Saved data entries
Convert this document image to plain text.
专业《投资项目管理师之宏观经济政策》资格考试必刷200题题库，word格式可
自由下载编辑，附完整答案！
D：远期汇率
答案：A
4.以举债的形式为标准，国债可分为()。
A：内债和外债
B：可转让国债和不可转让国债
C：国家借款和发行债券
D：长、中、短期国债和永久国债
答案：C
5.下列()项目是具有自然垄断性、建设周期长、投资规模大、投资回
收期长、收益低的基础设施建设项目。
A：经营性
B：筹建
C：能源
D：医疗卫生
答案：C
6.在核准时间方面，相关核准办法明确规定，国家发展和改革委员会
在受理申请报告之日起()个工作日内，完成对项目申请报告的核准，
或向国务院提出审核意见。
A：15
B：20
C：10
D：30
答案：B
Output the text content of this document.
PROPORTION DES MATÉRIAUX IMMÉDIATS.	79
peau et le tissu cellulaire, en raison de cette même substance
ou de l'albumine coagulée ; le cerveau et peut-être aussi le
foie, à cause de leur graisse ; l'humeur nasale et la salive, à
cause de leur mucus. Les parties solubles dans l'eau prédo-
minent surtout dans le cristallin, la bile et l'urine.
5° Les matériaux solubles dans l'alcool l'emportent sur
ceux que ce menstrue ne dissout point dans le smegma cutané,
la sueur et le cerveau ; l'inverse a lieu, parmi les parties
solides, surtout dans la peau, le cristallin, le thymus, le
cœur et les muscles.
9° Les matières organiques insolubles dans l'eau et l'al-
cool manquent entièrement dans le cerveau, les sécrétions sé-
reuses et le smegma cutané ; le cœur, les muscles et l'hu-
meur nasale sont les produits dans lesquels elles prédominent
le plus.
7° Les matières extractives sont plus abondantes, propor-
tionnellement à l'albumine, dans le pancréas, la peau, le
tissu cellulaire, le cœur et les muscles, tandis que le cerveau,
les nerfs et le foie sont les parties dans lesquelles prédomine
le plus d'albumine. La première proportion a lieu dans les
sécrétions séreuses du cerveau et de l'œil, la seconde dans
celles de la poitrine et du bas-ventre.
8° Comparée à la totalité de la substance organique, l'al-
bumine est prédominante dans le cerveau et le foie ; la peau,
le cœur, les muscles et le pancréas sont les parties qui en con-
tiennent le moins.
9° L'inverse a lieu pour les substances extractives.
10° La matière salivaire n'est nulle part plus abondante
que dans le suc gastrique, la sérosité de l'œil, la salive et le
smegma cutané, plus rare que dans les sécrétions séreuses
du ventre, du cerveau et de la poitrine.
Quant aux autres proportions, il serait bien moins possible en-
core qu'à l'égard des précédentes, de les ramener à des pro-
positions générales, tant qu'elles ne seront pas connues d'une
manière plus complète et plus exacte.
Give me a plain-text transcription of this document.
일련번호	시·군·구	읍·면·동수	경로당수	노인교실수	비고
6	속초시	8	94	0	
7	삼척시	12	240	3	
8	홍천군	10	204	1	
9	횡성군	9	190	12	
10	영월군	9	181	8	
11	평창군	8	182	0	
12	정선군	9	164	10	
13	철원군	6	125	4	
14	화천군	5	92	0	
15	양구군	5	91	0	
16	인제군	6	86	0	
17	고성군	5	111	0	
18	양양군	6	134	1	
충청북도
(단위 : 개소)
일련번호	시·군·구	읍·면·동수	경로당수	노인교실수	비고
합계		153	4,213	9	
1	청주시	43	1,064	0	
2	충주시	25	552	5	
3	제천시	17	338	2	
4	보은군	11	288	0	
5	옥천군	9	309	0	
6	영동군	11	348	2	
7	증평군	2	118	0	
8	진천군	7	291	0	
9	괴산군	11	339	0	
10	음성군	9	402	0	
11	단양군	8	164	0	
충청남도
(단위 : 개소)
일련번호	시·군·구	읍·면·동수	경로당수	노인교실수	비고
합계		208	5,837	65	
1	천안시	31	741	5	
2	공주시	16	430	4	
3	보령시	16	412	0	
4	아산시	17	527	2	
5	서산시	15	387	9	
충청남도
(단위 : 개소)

__EXERCISE DESCRIPTION__
Reproduce the records in full, exactly as written.

__FINAL RESULT__
Convert this document image to plain text.
专业《投资项目管理师之宏观经济政策》资格考试必刷200题题库，word格式可
自由下载编辑，附完整答案！
D：远期汇率
答案：A
4.以举债的形式为标准，国债可分为()。
A：内债和外债
B：可转让国债和不可转让国债
C：国家借款和发行债券
D：长、中、短期国债和永久国债
答案：C
5.下列()项目是具有自然垄断性、建设周期长、投资规模大、投资回
收期长、收益低的基础设施建设项目。
A：经营性
B：筹建
C：能源
D：医疗卫生
答案：C
6.在核准时间方面，相关核准办法明确规定，国家发展和改革委员会
在受理申请报告之日起()个工作日内，完成对项目申请报告的核准，
或向国务院提出审核意见。
A：15
B：20
C：10
D：30
答案：B
Output the text content of this document.
PROPORTION DES MATÉRIAUX IMMÉDIATS.	79
peau et le tissu cellulaire, en raison de cette même substance
ou de l'albumine coagulée ; le cerveau et peut-être aussi le
foie, à cause de leur graisse ; l'humeur nasale et la salive, à
cause de leur mucus. Les parties solubles dans l'eau prédo-
minent surtout dans le cristallin, la bile et l'urine.
5° Les matériaux solubles dans l'alcool l'emportent sur
ceux que ce menstrue ne dissout point dans le smegma cutané,
la sueur et le cerveau ; l'inverse a lieu, parmi les parties
solides, surtout dans la peau, le cristallin, le thymus, le
cœur et les muscles.
9° Les matières organiques insolubles dans l'eau et l'al-
cool manquent entièrement dans le cerveau, les sécrétions sé-
reuses et le smegma cutané ; le cœur, les muscles et l'hu-
meur nasale sont les produits dans lesquels elles prédominent
le plus.
7° Les matières extractives sont plus abondantes, propor-
tionnellement à l'albumine, dans le pancréas, la peau, le
tissu cellulaire, le cœur et les muscles, tandis que le cerveau,
les nerfs et le foie sont les parties dans lesquelles prédomine
le plus d'albumine. La première proportion a lieu dans les
sécrétions séreuses du cerveau et de l'œil, la seconde dans
celles de la poitrine et du bas-ventre.
8° Comparée à la totalité de la substance organique, l'al-
bumine est prédominante dans le cerveau et le foie ; la peau,
le cœur, les muscles et le pancréas sont les parties qui en con-
tiennent le moins.
9° L'inverse a lieu pour les substances extractives.
10° La matière salivaire n'est nulle part plus abondante
que dans le suc gastrique, la sérosité de l'œil, la salive et le
smegma cutané, plus rare que dans les sécrétions séreuses
du ventre, du cerveau et de la poitrine.
Quant aux autres proportions, il serait bien moins possible en-
core qu'à l'égard des précédentes, de les ramener à des pro-
positions générales, tant qu'elles ne seront pas connues d'une
manière plus complète et plus exacte.
Give me a plain-text transcription of this document.
일련번호	시·군·구	읍·면·동수	경로당수	노인교실수	비고
6	속초시	8	94	0	
7	삼척시	12	240	3	
8	홍천군	10	204	1	
9	횡성군	9	190	12	
10	영월군	9	181	8	
11	평창군	8	182	0	
12	정선군	9	164	10	
13	철원군	6	125	4	
14	화천군	5	92	0	
15	양구군	5	91	0	
16	인제군	6	86	0	
17	고성군	5	111	0	
18	양양군	6	134	1	
충청북도
(단위 : 개소)
일련번호	시·군·구	읍·면·동수	경로당수	노인교실수	비고
합계		153	4,213	9	
1	청주시	43	1,064	0	
2	충주시	25	552	5	
3	제천시	17	338	2	
4	보은군	11	288	0	
5	옥천군	9	309	0	
6	영동군	11	348	2	
7	증평군	2	118	0	
8	진천군	7	291	0	
9	괴산군	11	339	0	
10	음성군	9	402	0	
11	단양군	8	164	0	
충청남도
(단위 : 개소)
일련번호	시·군·구	읍·면·동수	경로당수	노인교실수	비고
합계		208	5,837	65	
1	천안시	31	741	5	
2	공주시	16	430	4	
3	보령시	16	412	0	
4	아산시	17	527	2	
5	서산시	15	387	9	
충청남도
(단위 : 개소)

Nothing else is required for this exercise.